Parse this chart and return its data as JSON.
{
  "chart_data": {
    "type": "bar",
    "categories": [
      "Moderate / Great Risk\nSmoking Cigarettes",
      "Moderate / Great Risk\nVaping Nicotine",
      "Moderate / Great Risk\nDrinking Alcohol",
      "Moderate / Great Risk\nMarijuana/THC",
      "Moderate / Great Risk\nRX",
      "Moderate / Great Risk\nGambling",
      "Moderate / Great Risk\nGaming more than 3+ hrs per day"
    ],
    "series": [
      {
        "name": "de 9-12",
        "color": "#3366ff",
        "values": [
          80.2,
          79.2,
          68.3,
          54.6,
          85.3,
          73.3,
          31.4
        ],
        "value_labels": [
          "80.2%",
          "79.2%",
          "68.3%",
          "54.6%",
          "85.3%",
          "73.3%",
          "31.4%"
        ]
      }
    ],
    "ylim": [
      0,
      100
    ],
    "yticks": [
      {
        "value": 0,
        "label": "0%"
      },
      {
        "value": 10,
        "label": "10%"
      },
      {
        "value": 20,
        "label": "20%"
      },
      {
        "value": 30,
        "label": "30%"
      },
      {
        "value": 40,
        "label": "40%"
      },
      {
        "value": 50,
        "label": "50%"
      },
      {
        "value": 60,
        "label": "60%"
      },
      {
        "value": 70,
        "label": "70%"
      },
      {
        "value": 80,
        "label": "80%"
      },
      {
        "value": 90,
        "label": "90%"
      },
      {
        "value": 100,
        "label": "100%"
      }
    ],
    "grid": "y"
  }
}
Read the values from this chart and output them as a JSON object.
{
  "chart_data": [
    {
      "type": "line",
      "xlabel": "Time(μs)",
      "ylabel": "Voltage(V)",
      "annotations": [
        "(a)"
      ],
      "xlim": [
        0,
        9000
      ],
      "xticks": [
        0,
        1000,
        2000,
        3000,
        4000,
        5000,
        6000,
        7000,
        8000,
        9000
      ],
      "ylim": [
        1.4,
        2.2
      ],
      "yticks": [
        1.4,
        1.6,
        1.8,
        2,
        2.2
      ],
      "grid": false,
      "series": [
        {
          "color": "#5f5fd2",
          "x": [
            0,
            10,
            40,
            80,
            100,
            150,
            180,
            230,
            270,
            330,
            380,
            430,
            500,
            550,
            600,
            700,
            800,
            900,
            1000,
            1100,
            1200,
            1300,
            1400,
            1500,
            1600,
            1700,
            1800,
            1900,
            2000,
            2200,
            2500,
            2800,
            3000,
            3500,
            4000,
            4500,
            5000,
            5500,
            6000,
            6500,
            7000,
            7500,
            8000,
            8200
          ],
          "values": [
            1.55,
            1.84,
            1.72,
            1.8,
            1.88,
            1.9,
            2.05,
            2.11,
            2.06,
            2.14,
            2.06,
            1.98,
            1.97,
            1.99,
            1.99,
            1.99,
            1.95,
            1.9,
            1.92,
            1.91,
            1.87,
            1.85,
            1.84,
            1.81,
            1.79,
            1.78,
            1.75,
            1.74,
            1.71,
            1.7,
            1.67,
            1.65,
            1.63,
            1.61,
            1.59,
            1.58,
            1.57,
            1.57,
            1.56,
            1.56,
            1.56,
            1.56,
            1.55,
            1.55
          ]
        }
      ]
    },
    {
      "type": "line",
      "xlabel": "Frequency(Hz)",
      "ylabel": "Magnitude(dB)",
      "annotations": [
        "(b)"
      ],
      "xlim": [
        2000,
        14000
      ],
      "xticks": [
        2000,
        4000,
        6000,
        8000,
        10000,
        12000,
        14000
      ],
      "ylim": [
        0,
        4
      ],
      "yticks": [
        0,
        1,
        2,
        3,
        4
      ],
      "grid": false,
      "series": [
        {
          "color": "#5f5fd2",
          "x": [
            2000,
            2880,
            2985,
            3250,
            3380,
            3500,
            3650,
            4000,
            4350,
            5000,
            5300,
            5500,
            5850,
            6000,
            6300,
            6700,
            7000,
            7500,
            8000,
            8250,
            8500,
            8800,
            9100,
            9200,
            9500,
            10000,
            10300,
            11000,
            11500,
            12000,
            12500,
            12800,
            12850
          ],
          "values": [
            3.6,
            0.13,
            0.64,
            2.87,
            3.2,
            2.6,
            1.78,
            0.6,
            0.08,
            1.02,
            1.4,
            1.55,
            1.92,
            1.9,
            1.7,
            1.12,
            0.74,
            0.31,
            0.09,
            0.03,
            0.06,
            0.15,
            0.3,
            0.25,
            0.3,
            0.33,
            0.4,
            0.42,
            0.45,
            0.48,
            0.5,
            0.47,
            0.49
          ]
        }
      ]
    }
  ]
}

» **EXERCISE REQUIREMENTS**
Return all lines with the word "Risk" in them.

» **WORKED SOLUTION**
      "Moderate / Great Risk\nSmoking Cigarettes",
      "Moderate / Great Risk\nVaping Nicotine",
      "Moderate / Great Risk\nDrinking Alcohol",
      "Moderate / Great Risk\nMarijuana/THC",
      "Moderate / Great Risk\nRX",
      "Moderate / Great Risk\nGambling",
      "Moderate / Great Risk\nGaming more than 3+ hrs per day"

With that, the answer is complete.